Return every line below as is, leaving out the pictures.

Data entries for graphics:
* Start *
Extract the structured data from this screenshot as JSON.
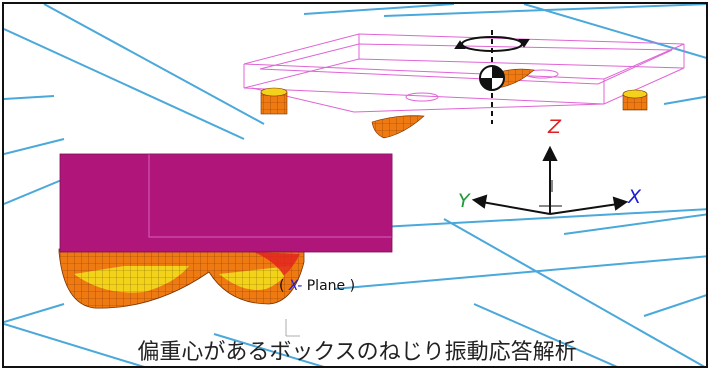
{
  "axes": {
    "z": {
      "label": "Z",
      "color": "#e02020"
    },
    "y": {
      "label": "Y",
      "color": "#1f9a3a"
    },
    "x": {
      "label": "X",
      "color": "#1b1bd8"
    }
  },
  "plane_label": {
    "open": "(",
    "axis": "X-",
    "text": "Plane )"
  },
  "caption": "偏重心があるボックスのねじり振動応答解析",
  "colors": {
    "background_lines": "#4aa8da",
    "box_wireframe": "#e064d6",
    "box_solid": "#b0157a",
    "mesh_orange": "#ef7a12",
    "mesh_yellow": "#f2d21a",
    "mesh_red": "#e2241f"
  },
  "icons": [
    "center-of-mass-icon",
    "rotation-arrow-icon"
  ]
}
* End *
RESPONSE TO THIS EXERCISE:
Extract the structured data from this screenshot as JSON.
{
  "axes": {
    "z": {
      "label": "Z",
      "color": "#e02020"
    },
    "y": {
      "label": "Y",
      "color": "#1f9a3a"
    },
    "x": {
      "label": "X",
      "color": "#1b1bd8"
    }
  },
  "plane_label": {
    "open": "(",
    "axis": "X-",
    "text": "Plane )"
  },
  "caption": "偏重心があるボックスのねじり振動応答解析",
  "colors": {
    "background_lines": "#4aa8da",
    "box_wireframe": "#e064d6",
    "box_solid": "#b0157a",
    "mesh_orange": "#ef7a12",
    "mesh_yellow": "#f2d21a",
    "mesh_red": "#e2241f"
  },
  "icons": [
    "center-of-mass-icon",
    "rotation-arrow-icon"
  ]
}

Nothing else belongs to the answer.